→ **What you should do**
Copy every line of the data that includes the string "Анна".

>> Begin

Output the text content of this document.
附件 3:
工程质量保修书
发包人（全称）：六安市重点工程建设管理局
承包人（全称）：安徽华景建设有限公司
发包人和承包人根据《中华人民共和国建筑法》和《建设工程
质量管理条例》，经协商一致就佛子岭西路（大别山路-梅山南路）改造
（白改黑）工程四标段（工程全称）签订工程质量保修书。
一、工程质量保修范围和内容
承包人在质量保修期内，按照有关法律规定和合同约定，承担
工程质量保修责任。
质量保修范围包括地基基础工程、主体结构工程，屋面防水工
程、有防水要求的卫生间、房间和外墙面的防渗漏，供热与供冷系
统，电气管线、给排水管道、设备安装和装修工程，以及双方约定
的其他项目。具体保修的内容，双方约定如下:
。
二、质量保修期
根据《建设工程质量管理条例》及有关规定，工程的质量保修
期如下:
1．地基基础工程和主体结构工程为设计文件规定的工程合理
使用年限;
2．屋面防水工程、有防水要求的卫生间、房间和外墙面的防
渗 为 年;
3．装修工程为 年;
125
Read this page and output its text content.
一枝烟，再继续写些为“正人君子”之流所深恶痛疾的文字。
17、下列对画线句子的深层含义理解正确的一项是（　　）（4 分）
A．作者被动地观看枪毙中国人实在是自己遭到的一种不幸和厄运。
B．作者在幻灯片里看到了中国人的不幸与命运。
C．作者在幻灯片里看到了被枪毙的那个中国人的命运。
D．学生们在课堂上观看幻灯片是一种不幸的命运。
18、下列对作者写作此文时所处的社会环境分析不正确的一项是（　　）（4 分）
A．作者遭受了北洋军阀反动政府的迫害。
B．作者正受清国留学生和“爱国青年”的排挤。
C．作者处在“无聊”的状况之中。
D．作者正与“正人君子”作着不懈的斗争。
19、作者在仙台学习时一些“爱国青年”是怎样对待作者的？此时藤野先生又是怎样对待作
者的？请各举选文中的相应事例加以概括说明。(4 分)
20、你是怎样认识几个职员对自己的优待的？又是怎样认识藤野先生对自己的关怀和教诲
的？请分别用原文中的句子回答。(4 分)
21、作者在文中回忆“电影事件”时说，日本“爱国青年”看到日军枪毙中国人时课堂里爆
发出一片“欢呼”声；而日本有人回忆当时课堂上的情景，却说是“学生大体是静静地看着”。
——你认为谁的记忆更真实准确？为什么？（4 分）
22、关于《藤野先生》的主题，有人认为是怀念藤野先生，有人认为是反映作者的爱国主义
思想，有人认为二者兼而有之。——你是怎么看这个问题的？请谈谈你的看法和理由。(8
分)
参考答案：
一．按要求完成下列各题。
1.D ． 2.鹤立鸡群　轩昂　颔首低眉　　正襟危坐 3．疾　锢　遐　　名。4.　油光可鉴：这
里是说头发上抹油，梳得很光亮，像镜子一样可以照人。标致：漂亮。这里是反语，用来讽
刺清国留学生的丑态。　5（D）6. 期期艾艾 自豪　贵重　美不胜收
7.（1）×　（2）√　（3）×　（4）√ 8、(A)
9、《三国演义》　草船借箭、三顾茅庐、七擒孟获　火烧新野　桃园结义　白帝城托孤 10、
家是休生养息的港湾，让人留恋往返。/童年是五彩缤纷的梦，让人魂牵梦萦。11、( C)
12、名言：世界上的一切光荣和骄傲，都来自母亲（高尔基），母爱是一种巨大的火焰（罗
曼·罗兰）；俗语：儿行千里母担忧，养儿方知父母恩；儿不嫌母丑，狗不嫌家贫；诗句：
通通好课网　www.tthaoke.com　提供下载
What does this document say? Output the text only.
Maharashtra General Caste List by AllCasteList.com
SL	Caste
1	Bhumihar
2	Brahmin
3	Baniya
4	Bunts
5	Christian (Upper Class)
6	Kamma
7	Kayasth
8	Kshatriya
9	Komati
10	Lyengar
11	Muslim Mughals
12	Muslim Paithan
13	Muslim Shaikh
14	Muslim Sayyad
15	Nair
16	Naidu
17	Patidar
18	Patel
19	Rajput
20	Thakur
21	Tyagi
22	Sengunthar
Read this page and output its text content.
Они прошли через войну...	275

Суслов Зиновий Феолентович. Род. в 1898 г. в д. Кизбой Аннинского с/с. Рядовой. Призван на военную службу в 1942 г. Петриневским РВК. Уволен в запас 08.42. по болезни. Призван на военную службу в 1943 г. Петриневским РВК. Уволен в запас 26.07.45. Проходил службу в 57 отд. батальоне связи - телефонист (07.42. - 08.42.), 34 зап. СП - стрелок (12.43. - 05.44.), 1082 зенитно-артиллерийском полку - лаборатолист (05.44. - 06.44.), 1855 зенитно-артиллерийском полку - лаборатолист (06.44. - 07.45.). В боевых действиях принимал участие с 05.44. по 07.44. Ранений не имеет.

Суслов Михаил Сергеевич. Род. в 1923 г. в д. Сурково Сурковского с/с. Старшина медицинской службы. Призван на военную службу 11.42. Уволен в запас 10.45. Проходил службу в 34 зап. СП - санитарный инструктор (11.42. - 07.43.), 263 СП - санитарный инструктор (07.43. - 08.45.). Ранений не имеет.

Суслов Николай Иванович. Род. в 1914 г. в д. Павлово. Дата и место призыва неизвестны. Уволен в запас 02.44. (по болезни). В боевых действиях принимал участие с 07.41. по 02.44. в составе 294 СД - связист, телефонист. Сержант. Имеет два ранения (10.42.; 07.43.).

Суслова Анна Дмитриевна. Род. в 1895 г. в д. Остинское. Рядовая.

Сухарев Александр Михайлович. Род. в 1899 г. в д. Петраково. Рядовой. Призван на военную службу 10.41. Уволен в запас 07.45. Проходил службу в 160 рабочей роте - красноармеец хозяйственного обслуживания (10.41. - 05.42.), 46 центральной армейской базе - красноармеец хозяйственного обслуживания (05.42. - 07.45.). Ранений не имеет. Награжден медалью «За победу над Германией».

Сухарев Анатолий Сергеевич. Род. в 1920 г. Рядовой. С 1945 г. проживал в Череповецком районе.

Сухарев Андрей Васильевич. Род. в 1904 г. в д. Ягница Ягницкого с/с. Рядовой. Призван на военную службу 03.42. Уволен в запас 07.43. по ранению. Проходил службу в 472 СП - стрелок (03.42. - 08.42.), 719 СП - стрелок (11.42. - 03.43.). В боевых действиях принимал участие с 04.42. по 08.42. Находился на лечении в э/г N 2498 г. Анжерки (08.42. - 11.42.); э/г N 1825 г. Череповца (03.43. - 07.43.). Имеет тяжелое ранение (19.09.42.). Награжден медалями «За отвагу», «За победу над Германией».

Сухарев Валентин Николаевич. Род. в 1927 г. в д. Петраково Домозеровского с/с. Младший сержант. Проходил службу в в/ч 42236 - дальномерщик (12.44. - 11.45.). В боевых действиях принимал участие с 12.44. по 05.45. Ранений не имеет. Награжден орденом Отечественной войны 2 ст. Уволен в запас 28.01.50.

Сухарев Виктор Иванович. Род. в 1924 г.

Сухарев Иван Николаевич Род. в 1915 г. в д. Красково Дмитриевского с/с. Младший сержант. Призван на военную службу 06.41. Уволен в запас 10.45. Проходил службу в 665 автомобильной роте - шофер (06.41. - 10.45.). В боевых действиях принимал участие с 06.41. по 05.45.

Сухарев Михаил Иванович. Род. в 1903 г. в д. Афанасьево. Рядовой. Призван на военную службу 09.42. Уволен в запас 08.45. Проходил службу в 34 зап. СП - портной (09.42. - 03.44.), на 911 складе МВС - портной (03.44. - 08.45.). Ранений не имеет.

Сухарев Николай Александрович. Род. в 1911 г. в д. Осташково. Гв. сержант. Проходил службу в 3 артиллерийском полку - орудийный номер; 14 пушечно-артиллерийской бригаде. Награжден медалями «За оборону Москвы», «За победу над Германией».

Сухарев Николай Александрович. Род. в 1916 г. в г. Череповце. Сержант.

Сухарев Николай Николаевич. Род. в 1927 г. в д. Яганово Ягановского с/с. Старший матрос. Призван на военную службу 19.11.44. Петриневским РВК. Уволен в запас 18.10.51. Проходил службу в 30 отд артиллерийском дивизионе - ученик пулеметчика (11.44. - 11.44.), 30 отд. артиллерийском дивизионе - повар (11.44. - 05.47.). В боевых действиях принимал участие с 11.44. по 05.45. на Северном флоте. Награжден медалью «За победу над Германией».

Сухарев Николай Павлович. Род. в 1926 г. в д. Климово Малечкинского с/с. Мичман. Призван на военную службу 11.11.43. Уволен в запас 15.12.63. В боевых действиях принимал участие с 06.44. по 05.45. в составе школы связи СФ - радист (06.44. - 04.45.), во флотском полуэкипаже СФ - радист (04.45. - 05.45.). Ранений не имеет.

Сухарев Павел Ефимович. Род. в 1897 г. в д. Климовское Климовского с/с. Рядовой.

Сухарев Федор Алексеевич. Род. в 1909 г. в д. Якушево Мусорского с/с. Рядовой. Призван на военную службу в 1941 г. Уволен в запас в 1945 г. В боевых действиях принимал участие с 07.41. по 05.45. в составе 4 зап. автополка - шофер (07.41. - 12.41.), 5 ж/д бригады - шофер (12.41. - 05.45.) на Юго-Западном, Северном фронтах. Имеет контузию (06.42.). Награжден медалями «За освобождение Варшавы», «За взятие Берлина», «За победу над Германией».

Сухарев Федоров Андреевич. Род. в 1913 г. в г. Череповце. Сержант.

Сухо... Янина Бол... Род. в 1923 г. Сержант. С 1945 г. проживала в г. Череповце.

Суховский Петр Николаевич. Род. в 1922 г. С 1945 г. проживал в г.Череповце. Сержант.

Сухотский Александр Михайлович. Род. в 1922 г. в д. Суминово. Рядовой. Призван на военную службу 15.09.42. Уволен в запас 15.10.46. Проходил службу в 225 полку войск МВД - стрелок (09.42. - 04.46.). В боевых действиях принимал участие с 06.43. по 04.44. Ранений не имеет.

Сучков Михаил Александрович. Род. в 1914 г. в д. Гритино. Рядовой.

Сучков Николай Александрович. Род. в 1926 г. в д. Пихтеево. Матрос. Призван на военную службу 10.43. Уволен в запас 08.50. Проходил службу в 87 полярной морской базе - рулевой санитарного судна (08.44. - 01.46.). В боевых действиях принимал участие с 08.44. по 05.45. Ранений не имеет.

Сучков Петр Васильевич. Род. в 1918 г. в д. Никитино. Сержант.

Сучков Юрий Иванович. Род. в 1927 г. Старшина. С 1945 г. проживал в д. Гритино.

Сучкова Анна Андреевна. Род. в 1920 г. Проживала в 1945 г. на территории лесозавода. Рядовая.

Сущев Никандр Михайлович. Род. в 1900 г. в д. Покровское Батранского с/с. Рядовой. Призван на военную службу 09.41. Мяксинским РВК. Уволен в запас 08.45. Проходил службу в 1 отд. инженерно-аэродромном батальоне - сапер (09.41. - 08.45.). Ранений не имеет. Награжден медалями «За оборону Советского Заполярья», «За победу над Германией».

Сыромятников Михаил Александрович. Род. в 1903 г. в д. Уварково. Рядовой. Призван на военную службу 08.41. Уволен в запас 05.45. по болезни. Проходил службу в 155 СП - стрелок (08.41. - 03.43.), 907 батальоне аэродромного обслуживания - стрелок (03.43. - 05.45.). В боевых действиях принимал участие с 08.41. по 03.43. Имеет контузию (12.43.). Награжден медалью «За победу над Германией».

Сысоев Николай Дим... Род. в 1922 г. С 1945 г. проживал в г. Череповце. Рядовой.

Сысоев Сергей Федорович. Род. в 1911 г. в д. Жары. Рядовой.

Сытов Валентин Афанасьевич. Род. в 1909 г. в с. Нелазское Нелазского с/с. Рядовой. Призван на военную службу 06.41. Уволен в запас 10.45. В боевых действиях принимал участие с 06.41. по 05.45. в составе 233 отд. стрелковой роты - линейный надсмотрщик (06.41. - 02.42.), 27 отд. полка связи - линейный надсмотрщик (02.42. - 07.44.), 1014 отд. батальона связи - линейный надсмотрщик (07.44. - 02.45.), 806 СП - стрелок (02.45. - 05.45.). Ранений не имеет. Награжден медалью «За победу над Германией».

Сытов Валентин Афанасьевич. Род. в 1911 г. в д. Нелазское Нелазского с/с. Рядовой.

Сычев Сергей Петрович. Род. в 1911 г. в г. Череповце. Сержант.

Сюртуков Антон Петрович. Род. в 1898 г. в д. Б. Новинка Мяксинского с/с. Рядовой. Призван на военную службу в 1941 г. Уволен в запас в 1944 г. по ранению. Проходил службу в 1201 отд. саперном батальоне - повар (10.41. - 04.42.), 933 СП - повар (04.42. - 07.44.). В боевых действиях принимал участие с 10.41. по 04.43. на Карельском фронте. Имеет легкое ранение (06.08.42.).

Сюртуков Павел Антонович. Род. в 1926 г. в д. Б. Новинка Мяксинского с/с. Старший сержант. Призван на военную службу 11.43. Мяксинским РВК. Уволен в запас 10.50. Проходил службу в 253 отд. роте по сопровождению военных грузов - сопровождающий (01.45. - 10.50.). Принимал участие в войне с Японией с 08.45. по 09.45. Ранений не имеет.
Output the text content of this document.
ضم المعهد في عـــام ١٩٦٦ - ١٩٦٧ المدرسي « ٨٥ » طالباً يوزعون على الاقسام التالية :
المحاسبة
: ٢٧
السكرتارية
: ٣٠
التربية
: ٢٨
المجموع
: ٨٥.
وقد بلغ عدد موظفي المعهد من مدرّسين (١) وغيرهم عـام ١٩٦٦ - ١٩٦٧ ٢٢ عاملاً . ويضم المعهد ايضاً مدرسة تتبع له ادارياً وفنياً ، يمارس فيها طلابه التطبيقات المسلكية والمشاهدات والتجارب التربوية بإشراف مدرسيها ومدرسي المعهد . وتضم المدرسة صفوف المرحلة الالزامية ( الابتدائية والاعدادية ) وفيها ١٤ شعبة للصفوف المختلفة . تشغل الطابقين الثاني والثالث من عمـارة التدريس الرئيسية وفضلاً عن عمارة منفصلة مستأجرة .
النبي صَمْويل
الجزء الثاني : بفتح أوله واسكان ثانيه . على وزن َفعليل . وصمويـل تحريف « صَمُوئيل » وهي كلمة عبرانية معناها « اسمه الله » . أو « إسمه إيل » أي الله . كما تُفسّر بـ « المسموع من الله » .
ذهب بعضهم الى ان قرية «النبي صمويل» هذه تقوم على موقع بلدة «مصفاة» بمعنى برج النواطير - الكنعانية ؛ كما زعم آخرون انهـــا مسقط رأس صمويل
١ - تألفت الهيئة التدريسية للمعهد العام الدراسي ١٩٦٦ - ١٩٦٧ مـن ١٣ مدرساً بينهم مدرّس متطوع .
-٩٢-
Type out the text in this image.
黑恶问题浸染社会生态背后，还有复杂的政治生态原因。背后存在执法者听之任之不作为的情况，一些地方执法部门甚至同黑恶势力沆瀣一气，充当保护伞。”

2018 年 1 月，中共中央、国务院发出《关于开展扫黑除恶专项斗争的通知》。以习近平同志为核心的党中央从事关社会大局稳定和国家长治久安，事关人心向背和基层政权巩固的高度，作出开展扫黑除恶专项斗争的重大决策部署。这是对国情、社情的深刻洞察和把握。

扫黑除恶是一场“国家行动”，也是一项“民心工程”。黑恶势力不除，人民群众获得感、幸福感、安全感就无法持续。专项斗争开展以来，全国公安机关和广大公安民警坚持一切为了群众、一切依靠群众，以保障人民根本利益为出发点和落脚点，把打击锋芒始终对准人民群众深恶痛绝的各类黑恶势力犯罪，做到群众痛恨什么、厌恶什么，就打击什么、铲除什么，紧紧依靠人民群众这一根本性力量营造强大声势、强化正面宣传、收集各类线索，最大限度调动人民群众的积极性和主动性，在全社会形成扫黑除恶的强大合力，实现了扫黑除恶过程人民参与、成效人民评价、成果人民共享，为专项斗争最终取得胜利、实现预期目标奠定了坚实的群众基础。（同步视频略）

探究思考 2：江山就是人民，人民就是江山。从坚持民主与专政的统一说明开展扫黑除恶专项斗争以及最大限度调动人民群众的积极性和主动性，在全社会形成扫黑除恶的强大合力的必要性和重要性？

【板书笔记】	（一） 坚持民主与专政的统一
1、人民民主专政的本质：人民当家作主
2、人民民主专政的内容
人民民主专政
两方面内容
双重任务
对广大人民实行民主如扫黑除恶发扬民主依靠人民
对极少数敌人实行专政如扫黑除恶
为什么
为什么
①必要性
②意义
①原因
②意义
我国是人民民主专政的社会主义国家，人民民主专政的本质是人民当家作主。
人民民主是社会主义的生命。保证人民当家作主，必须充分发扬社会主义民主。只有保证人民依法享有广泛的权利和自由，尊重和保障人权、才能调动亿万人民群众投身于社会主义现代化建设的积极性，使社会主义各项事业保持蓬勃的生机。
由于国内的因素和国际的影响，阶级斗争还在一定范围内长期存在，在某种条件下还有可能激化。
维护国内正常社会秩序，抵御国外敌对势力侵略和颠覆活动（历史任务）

>> End

→ **Answer to this task**
Суслова Анна Дмитриевна. Род. в 1895 г. в д. Остинское. Рядовая.
Сучкова Анна Андреевна. Род. в 1920 г. Проживала в 1945 г. на территории лесозавода. Рядовая.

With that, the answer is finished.